** BEGIN **

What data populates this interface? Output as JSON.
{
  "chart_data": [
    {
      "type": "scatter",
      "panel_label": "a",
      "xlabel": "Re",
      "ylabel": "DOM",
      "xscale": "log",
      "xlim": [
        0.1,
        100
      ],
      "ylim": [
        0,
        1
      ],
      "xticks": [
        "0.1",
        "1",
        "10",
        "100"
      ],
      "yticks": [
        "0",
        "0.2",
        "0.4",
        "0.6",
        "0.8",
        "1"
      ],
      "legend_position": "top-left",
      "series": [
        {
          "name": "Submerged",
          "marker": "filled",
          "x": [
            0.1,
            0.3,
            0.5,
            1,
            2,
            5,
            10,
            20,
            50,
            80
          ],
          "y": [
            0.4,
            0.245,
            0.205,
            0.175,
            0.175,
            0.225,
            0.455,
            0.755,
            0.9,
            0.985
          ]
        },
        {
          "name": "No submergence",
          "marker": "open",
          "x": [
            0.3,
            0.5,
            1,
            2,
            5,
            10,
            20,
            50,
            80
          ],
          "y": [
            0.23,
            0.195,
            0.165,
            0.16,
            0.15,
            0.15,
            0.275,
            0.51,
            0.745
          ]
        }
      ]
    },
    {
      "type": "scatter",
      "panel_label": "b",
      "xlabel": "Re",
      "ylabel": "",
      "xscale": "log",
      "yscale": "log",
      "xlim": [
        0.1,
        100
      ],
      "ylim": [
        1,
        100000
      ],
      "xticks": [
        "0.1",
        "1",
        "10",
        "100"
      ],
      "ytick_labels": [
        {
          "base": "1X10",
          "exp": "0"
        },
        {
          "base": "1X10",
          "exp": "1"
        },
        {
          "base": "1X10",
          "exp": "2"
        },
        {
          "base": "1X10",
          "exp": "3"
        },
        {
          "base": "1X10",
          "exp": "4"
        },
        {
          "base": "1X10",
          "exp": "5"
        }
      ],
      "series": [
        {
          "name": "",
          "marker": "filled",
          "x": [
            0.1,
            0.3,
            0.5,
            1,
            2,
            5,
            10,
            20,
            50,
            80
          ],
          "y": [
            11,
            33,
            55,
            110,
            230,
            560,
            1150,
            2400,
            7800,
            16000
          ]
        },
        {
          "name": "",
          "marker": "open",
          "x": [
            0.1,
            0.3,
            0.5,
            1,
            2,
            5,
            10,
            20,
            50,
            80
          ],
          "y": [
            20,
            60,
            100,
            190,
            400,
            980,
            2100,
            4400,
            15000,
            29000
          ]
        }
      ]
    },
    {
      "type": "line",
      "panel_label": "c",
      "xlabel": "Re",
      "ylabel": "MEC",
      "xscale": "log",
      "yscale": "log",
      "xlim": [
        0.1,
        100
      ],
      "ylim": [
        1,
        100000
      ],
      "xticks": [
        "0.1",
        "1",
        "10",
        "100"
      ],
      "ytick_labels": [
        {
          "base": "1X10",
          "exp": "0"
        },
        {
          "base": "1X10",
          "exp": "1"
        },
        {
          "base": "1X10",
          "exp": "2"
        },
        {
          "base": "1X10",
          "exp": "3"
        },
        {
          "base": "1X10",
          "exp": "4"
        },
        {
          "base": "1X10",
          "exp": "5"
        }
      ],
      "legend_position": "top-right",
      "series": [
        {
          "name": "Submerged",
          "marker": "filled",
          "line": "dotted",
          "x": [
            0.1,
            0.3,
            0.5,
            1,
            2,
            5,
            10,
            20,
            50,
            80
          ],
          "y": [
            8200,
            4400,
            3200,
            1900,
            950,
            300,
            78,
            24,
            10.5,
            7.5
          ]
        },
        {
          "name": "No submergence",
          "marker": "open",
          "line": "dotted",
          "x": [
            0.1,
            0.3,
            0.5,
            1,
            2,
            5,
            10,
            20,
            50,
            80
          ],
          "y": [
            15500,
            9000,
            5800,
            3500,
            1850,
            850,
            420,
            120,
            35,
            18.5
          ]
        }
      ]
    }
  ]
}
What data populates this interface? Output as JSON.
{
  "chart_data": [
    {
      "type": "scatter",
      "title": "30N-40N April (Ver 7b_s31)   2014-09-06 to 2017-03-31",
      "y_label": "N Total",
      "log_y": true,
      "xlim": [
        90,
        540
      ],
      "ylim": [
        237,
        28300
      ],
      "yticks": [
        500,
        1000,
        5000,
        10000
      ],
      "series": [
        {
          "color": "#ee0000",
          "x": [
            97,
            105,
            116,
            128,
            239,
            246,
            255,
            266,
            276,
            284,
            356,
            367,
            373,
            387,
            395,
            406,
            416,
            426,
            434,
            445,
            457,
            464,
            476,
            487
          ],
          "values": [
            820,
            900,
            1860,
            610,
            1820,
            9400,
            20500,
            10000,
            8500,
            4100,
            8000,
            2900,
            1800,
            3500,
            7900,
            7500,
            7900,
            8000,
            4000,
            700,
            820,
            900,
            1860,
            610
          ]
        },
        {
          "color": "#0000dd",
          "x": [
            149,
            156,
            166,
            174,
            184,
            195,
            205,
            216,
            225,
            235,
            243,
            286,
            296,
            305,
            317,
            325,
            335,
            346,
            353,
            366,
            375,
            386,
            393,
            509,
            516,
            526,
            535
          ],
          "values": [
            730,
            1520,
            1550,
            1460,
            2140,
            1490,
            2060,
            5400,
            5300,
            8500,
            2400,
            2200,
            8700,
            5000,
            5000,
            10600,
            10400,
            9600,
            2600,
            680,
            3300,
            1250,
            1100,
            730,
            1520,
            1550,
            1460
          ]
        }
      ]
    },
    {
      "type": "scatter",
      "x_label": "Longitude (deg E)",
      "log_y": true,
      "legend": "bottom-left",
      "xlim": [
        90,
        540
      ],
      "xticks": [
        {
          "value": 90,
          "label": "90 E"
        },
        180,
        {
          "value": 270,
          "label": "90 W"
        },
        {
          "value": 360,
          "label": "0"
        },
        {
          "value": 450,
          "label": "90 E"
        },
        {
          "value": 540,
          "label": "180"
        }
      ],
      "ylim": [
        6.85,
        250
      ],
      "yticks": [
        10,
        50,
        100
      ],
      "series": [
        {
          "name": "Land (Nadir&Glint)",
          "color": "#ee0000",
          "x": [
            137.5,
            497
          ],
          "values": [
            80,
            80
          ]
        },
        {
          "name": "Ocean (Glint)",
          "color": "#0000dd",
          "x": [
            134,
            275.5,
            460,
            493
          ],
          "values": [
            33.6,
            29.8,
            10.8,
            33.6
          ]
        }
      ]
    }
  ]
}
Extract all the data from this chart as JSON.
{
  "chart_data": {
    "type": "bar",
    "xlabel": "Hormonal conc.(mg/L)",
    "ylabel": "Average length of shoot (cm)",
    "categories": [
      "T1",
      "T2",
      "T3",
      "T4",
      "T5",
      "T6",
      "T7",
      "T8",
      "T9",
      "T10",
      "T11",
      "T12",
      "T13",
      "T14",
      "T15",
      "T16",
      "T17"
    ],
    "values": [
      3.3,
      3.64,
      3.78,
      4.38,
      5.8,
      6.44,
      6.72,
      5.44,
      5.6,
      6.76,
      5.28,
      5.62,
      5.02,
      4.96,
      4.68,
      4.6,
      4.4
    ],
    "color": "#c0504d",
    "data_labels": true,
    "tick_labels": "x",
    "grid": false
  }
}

** END **

### DO THIS
Reproduce the full listing exactly.

### ANSWER TO THE EXERCISE
What data populates this interface? Output as JSON.
{
  "chart_data": [
    {
      "type": "scatter",
      "panel_label": "a",
      "xlabel": "Re",
      "ylabel": "DOM",
      "xscale": "log",
      "xlim": [
        0.1,
        100
      ],
      "ylim": [
        0,
        1
      ],
      "xticks": [
        "0.1",
        "1",
        "10",
        "100"
      ],
      "yticks": [
        "0",
        "0.2",
        "0.4",
        "0.6",
        "0.8",
        "1"
      ],
      "legend_position": "top-left",
      "series": [
        {
          "name": "Submerged",
          "marker": "filled",
          "x": [
            0.1,
            0.3,
            0.5,
            1,
            2,
            5,
            10,
            20,
            50,
            80
          ],
          "y": [
            0.4,
            0.245,
            0.205,
            0.175,
            0.175,
            0.225,
            0.455,
            0.755,
            0.9,
            0.985
          ]
        },
        {
          "name": "No submergence",
          "marker": "open",
          "x": [
            0.3,
            0.5,
            1,
            2,
            5,
            10,
            20,
            50,
            80
          ],
          "y": [
            0.23,
            0.195,
            0.165,
            0.16,
            0.15,
            0.15,
            0.275,
            0.51,
            0.745
          ]
        }
      ]
    },
    {
      "type": "scatter",
      "panel_label": "b",
      "xlabel": "Re",
      "ylabel": "",
      "xscale": "log",
      "yscale": "log",
      "xlim": [
        0.1,
        100
      ],
      "ylim": [
        1,
        100000
      ],
      "xticks": [
        "0.1",
        "1",
        "10",
        "100"
      ],
      "ytick_labels": [
        {
          "base": "1X10",
          "exp": "0"
        },
        {
          "base": "1X10",
          "exp": "1"
        },
        {
          "base": "1X10",
          "exp": "2"
        },
        {
          "base": "1X10",
          "exp": "3"
        },
        {
          "base": "1X10",
          "exp": "4"
        },
        {
          "base": "1X10",
          "exp": "5"
        }
      ],
      "series": [
        {
          "name": "",
          "marker": "filled",
          "x": [
            0.1,
            0.3,
            0.5,
            1,
            2,
            5,
            10,
            20,
            50,
            80
          ],
          "y": [
            11,
            33,
            55,
            110,
            230,
            560,
            1150,
            2400,
            7800,
            16000
          ]
        },
        {
          "name": "",
          "marker": "open",
          "x": [
            0.1,
            0.3,
            0.5,
            1,
            2,
            5,
            10,
            20,
            50,
            80
          ],
          "y": [
            20,
            60,
            100,
            190,
            400,
            980,
            2100,
            4400,
            15000,
            29000
          ]
        }
      ]
    },
    {
      "type": "line",
      "panel_label": "c",
      "xlabel": "Re",
      "ylabel": "MEC",
      "xscale": "log",
      "yscale": "log",
      "xlim": [
        0.1,
        100
      ],
      "ylim": [
        1,
        100000
      ],
      "xticks": [
        "0.1",
        "1",
        "10",
        "100"
      ],
      "ytick_labels": [
        {
          "base": "1X10",
          "exp": "0"
        },
        {
          "base": "1X10",
          "exp": "1"
        },
        {
          "base": "1X10",
          "exp": "2"
        },
        {
          "base": "1X10",
          "exp": "3"
        },
        {
          "base": "1X10",
          "exp": "4"
        },
        {
          "base": "1X10",
          "exp": "5"
        }
      ],
      "legend_position": "top-right",
      "series": [
        {
          "name": "Submerged",
          "marker": "filled",
          "line": "dotted",
          "x": [
            0.1,
            0.3,
            0.5,
            1,
            2,
            5,
            10,
            20,
            50,
            80
          ],
          "y": [
            8200,
            4400,
            3200,
            1900,
            950,
            300,
            78,
            24,
            10.5,
            7.5
          ]
        },
        {
          "name": "No submergence",
          "marker": "open",
          "line": "dotted",
          "x": [
            0.1,
            0.3,
            0.5,
            1,
            2,
            5,
            10,
            20,
            50,
            80
          ],
          "y": [
            15500,
            9000,
            5800,
            3500,
            1850,
            850,
            420,
            120,
            35,
            18.5
          ]
        }
      ]
    }
  ]
}
What data populates this interface? Output as JSON.
{
  "chart_data": [
    {
      "type": "scatter",
      "title": "30N-40N April (Ver 7b_s31)   2014-09-06 to 2017-03-31",
      "y_label": "N Total",
      "log_y": true,
      "xlim": [
        90,
        540
      ],
      "ylim": [
        237,
        28300
      ],
      "yticks": [
        500,
        1000,
        5000,
        10000
      ],
      "series": [
        {
          "color": "#ee0000",
          "x": [
            97,
            105,
            116,
            128,
            239,
            246,
            255,
            266,
            276,
            284,
            356,
            367,
            373,
            387,
            395,
            406,
            416,
            426,
            434,
            445,
            457,
            464,
            476,
            487
          ],
          "values": [
            820,
            900,
            1860,
            610,
            1820,
            9400,
            20500,
            10000,
            8500,
            4100,
            8000,
            2900,
            1800,
            3500,
            7900,
            7500,
            7900,
            8000,
            4000,
            700,
            820,
            900,
            1860,
            610
          ]
        },
        {
          "color": "#0000dd",
          "x": [
            149,
            156,
            166,
            174,
            184,
            195,
            205,
            216,
            225,
            235,
            243,
            286,
            296,
            305,
            317,
            325,
            335,
            346,
            353,
            366,
            375,
            386,
            393,
            509,
            516,
            526,
            535
          ],
          "values": [
            730,
            1520,
            1550,
            1460,
            2140,
            1490,
            2060,
            5400,
            5300,
            8500,
            2400,
            2200,
            8700,
            5000,
            5000,
            10600,
            10400,
            9600,
            2600,
            680,
            3300,
            1250,
            1100,
            730,
            1520,
            1550,
            1460
          ]
        }
      ]
    },
    {
      "type": "scatter",
      "x_label": "Longitude (deg E)",
      "log_y": true,
      "legend": "bottom-left",
      "xlim": [
        90,
        540
      ],
      "xticks": [
        {
          "value": 90,
          "label": "90 E"
        },
        180,
        {
          "value": 270,
          "label": "90 W"
        },
        {
          "value": 360,
          "label": "0"
        },
        {
          "value": 450,
          "label": "90 E"
        },
        {
          "value": 540,
          "label": "180"
        }
      ],
      "ylim": [
        6.85,
        250
      ],
      "yticks": [
        10,
        50,
        100
      ],
      "series": [
        {
          "name": "Land (Nadir&Glint)",
          "color": "#ee0000",
          "x": [
            137.5,
            497
          ],
          "values": [
            80,
            80
          ]
        },
        {
          "name": "Ocean (Glint)",
          "color": "#0000dd",
          "x": [
            134,
            275.5,
            460,
            493
          ],
          "values": [
            33.6,
            29.8,
            10.8,
            33.6
          ]
        }
      ]
    }
  ]
}
Extract all the data from this chart as JSON.
{
  "chart_data": {
    "type": "bar",
    "xlabel": "Hormonal conc.(mg/L)",
    "ylabel": "Average length of shoot (cm)",
    "categories": [
      "T1",
      "T2",
      "T3",
      "T4",
      "T5",
      "T6",
      "T7",
      "T8",
      "T9",
      "T10",
      "T11",
      "T12",
      "T13",
      "T14",
      "T15",
      "T16",
      "T17"
    ],
    "values": [
      3.3,
      3.64,
      3.78,
      4.38,
      5.8,
      6.44,
      6.72,
      5.44,
      5.6,
      6.76,
      5.28,
      5.62,
      5.02,
      4.96,
      4.68,
      4.6,
      4.4
    ],
    "color": "#c0504d",
    "data_labels": true,
    "tick_labels": "x",
    "grid": false
  }
}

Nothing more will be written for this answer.